━━ Stored rows ━━
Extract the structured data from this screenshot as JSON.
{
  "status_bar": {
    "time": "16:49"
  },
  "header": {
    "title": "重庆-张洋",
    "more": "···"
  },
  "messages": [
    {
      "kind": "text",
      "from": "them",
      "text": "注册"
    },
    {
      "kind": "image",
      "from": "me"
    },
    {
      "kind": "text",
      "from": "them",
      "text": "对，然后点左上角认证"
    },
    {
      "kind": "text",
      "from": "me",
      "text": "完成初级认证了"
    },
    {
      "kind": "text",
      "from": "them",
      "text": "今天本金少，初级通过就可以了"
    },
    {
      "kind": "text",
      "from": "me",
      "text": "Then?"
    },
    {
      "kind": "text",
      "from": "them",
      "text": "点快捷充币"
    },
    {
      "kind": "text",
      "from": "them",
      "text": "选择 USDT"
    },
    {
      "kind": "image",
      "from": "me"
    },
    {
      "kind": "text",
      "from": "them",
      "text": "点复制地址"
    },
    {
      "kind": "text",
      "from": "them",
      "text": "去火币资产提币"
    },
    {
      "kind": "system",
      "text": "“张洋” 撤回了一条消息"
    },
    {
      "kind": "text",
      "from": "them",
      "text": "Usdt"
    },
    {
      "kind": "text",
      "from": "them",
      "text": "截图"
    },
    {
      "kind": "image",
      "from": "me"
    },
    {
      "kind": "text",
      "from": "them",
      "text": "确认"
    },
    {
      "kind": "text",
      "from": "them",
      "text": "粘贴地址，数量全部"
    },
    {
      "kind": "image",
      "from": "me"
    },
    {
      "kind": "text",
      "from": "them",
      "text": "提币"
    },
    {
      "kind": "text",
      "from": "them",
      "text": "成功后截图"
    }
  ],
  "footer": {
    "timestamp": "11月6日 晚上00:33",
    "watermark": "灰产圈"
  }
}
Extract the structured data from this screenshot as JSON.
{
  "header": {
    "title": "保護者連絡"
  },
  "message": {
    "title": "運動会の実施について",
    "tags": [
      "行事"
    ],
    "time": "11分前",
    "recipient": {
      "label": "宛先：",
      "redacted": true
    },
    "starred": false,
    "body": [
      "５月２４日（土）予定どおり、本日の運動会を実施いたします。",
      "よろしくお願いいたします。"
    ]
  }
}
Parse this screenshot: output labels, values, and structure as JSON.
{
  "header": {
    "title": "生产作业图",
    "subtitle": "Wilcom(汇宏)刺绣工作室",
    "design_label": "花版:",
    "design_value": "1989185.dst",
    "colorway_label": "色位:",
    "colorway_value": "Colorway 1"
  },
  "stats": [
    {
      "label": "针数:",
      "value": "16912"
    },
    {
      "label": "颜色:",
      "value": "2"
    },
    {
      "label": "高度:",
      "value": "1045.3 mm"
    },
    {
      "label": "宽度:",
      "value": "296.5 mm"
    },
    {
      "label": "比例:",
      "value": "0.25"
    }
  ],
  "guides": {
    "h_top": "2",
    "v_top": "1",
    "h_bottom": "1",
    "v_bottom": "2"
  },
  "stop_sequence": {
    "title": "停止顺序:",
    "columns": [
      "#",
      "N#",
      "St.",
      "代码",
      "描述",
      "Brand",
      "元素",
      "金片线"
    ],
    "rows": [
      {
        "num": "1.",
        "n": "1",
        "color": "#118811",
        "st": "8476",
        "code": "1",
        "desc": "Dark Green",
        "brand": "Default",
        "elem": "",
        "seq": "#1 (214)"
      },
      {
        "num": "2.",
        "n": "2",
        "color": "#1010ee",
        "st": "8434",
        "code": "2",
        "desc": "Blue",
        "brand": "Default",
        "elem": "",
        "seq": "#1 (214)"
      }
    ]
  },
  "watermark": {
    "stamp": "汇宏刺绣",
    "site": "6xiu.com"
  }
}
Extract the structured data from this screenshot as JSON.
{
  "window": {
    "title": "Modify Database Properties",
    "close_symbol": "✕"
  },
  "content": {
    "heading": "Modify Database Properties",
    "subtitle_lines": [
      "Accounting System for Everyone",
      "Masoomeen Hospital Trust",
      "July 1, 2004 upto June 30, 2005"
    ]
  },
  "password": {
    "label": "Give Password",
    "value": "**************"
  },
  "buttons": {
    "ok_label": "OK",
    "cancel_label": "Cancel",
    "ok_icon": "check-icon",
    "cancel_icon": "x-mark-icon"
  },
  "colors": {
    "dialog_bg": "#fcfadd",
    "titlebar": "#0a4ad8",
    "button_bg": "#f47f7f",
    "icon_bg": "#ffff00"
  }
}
━━━
Stated problem:
Which lines above contain "Modify"? Show each of them.

Correct answer:
    "title": "Modify Database Properties",
    "heading": "Modify Database Properties",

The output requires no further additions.